照明の種類についての文章によると、type プロパティの既定の値は何ですか。

--- 提供された文章 ---

照明の種類
照らし方を設定する
既定の設定では、照明は一定範囲にある周囲のオブジェクトを照らすポイントライトと呼ばれる種類です。これは、部屋の中にある標準的な照明を模倣するもので、照明は全方位でオブジェクトを照らし、照明に近いものほど強く照らします。部屋の内部や、街灯などで利用できますが、一方で太陽による自然光のような、フィールド全体を照らす光には向いていません。
照明には、既定のポイントライト以外に複数の種類があります。照明の種類によって、光の当て方が変わるため、光源によって適切な種類を設定する必要があります。照明の種類を設定するには Light クラスの LightType プロパティを変更します。
public LightType type { get; set; }
このプロパティは、照明の種類を表す UnityEngine.LightType 列挙型のいずれのメンバを設定または取得します。
public enum LightType
この列挙型は、照明の種類を表す値を提供します。Light コンポーネントは type プロパティに設定されている LightType 値によって、照明の種類や、その種類で有効になるパラメータが決定されます。
type プロパティの既定の値は、ポイントライトを表す Point メンバです。この他に、照明の位置から特定の方向を円錐状に照らすスポットライトを表すには Spot メンバを指定し、位置や距離と無関係に、特定の向きに対して均等に光を放射するディレクションライトを設定するには Directional メンバを指定します。

--- 提供データ ---

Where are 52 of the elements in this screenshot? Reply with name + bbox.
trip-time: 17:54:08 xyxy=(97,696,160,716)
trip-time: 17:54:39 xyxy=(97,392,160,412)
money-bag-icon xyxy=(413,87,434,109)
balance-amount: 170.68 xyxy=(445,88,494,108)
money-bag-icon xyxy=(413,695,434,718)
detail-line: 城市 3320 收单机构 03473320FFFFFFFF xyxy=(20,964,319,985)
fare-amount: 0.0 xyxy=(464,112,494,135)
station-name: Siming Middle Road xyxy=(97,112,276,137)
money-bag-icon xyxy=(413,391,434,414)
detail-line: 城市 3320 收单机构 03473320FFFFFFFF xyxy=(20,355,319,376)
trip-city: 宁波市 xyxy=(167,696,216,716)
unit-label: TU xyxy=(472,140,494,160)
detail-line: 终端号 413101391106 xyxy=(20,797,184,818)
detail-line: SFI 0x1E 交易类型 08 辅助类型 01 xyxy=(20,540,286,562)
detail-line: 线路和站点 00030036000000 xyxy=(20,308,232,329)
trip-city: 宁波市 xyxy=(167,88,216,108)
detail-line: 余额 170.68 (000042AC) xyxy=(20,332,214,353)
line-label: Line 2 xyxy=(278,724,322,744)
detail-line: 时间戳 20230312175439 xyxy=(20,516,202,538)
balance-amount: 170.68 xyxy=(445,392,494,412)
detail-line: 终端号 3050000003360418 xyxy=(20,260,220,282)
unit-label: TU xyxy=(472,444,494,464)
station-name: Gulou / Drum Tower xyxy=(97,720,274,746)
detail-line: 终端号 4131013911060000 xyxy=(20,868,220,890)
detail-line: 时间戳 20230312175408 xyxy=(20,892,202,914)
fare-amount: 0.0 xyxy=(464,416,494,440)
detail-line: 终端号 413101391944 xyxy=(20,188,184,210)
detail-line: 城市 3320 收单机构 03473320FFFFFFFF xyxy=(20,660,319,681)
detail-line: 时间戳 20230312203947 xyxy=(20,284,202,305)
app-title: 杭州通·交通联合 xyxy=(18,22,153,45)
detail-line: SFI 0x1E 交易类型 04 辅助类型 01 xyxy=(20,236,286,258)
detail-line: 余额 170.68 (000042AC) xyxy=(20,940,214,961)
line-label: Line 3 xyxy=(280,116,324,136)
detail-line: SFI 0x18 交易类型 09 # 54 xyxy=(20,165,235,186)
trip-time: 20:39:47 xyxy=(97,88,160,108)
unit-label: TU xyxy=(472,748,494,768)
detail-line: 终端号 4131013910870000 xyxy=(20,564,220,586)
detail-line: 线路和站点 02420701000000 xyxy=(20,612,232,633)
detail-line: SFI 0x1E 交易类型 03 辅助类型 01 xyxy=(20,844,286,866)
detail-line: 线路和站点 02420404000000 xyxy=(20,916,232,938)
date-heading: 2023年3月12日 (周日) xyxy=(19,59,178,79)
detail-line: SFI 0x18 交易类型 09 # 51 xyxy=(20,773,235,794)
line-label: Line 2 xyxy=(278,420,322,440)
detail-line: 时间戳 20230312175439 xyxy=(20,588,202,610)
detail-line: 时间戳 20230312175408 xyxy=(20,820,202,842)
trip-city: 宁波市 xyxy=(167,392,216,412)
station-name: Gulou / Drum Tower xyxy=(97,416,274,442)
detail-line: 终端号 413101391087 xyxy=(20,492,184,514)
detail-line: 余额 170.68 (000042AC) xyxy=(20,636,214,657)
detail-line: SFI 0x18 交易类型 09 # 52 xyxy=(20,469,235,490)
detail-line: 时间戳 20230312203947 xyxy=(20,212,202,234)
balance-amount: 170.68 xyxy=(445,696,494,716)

---

**課題の結果**
既定の値は、ポイントライトを表す Point メンバです。